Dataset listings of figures
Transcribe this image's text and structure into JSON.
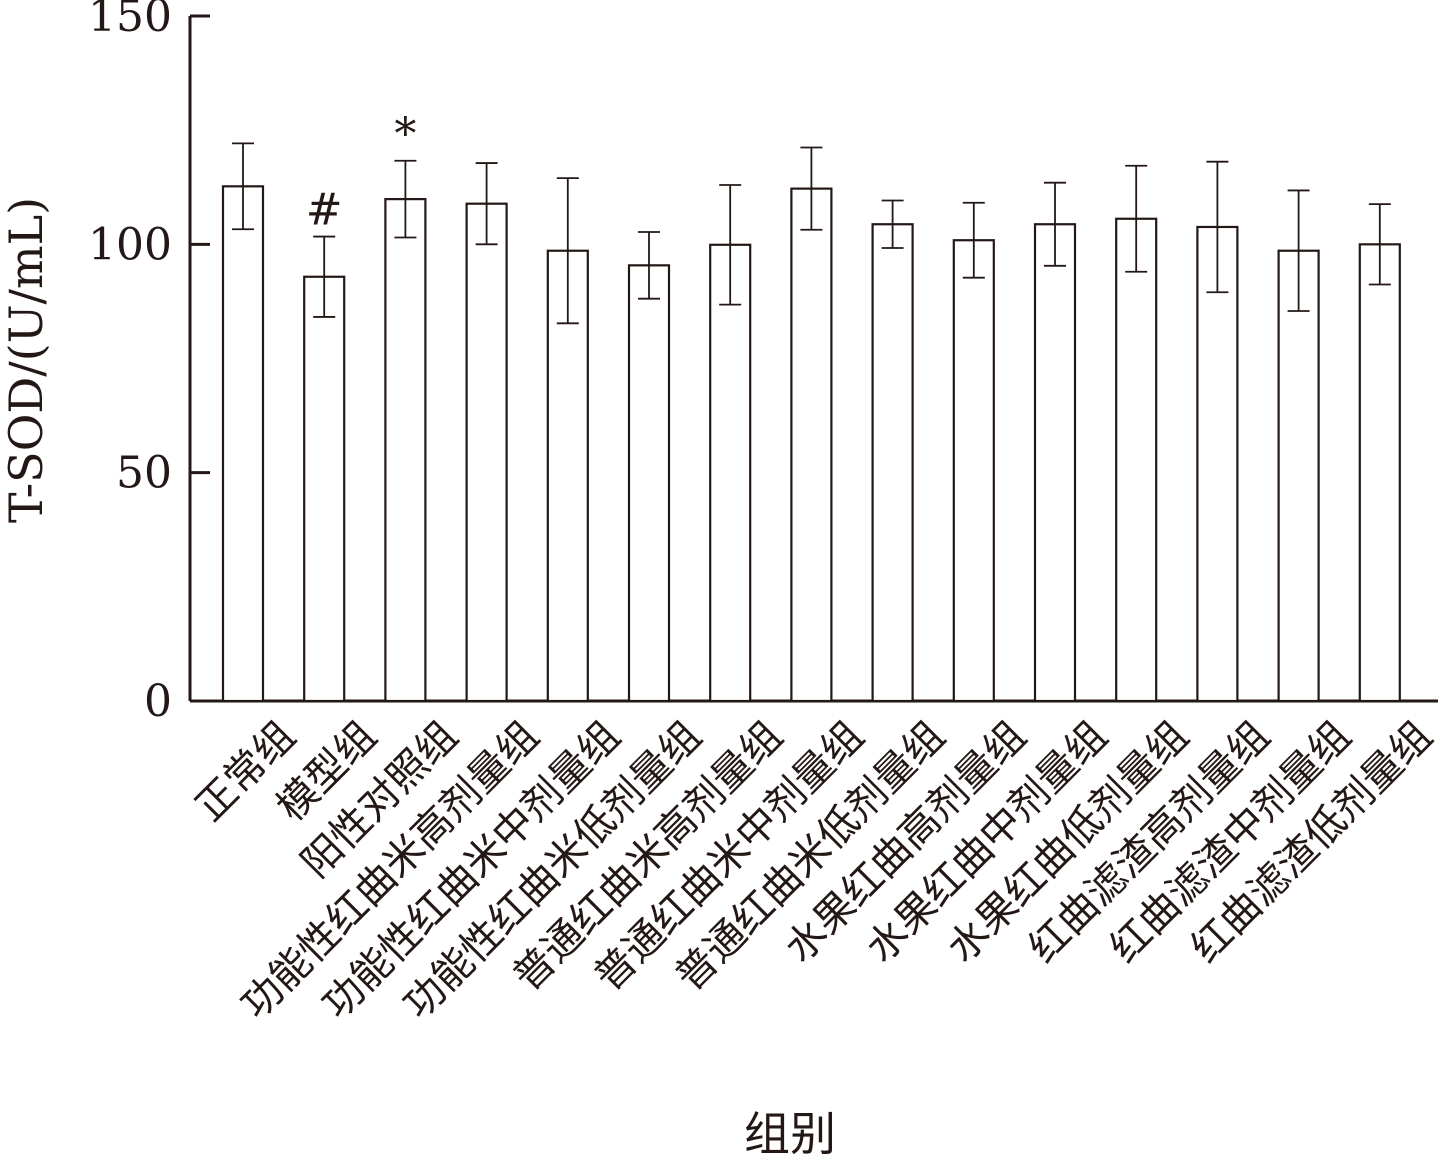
{
  "chart_data": {
    "type": "bar",
    "title": "",
    "ylabel": "T-SOD/(U/mL)",
    "xlabel": "组别",
    "ylim": [
      0,
      150
    ],
    "yticks": [
      0,
      50,
      100,
      150
    ],
    "grid": false,
    "legend": "none",
    "colors": {
      "axis": "#231815",
      "bar_fill": "#ffffff",
      "bar_edge": "#231815"
    },
    "categories": [
      "正常组",
      "模型组",
      "阳性对照组",
      "功能性红曲米高剂量组",
      "功能性红曲米中剂量组",
      "功能性红曲米低剂量组",
      "普通红曲米高剂量组",
      "普通红曲米中剂量组",
      "普通红曲米低剂量组",
      "水果红曲高剂量组",
      "水果红曲中剂量组",
      "水果红曲低剂量组",
      "红曲滤渣高剂量组",
      "红曲滤渣中剂量组",
      "红曲滤渣低剂量组"
    ],
    "values": [
      112.7,
      92.9,
      109.9,
      108.9,
      98.6,
      95.4,
      99.9,
      112.2,
      104.4,
      100.9,
      104.4,
      105.6,
      103.8,
      98.6,
      100.0
    ],
    "errors": [
      9.4,
      8.8,
      8.4,
      8.9,
      15.9,
      7.3,
      13.1,
      9.0,
      5.2,
      8.2,
      9.1,
      11.6,
      14.3,
      13.2,
      8.8
    ],
    "annotations": [
      "",
      "#",
      "*",
      "",
      "",
      "",
      "",
      "",
      "",
      "",
      "",
      "",
      "",
      "",
      ""
    ]
  }
}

▸ Short exercise
Drop the images and repeat the data exactly.

▸ Full answer
Transcribe this image's text and structure into JSON.
{
  "chart_data": {
    "type": "bar",
    "title": "",
    "ylabel": "T-SOD/(U/mL)",
    "xlabel": "组别",
    "ylim": [
      0,
      150
    ],
    "yticks": [
      0,
      50,
      100,
      150
    ],
    "grid": false,
    "legend": "none",
    "colors": {
      "axis": "#231815",
      "bar_fill": "#ffffff",
      "bar_edge": "#231815"
    },
    "categories": [
      "正常组",
      "模型组",
      "阳性对照组",
      "功能性红曲米高剂量组",
      "功能性红曲米中剂量组",
      "功能性红曲米低剂量组",
      "普通红曲米高剂量组",
      "普通红曲米中剂量组",
      "普通红曲米低剂量组",
      "水果红曲高剂量组",
      "水果红曲中剂量组",
      "水果红曲低剂量组",
      "红曲滤渣高剂量组",
      "红曲滤渣中剂量组",
      "红曲滤渣低剂量组"
    ],
    "values": [
      112.7,
      92.9,
      109.9,
      108.9,
      98.6,
      95.4,
      99.9,
      112.2,
      104.4,
      100.9,
      104.4,
      105.6,
      103.8,
      98.6,
      100.0
    ],
    "errors": [
      9.4,
      8.8,
      8.4,
      8.9,
      15.9,
      7.3,
      13.1,
      9.0,
      5.2,
      8.2,
      9.1,
      11.6,
      14.3,
      13.2,
      8.8
    ],
    "annotations": [
      "",
      "#",
      "*",
      "",
      "",
      "",
      "",
      "",
      "",
      "",
      "",
      "",
      "",
      "",
      ""
    ]
  }
}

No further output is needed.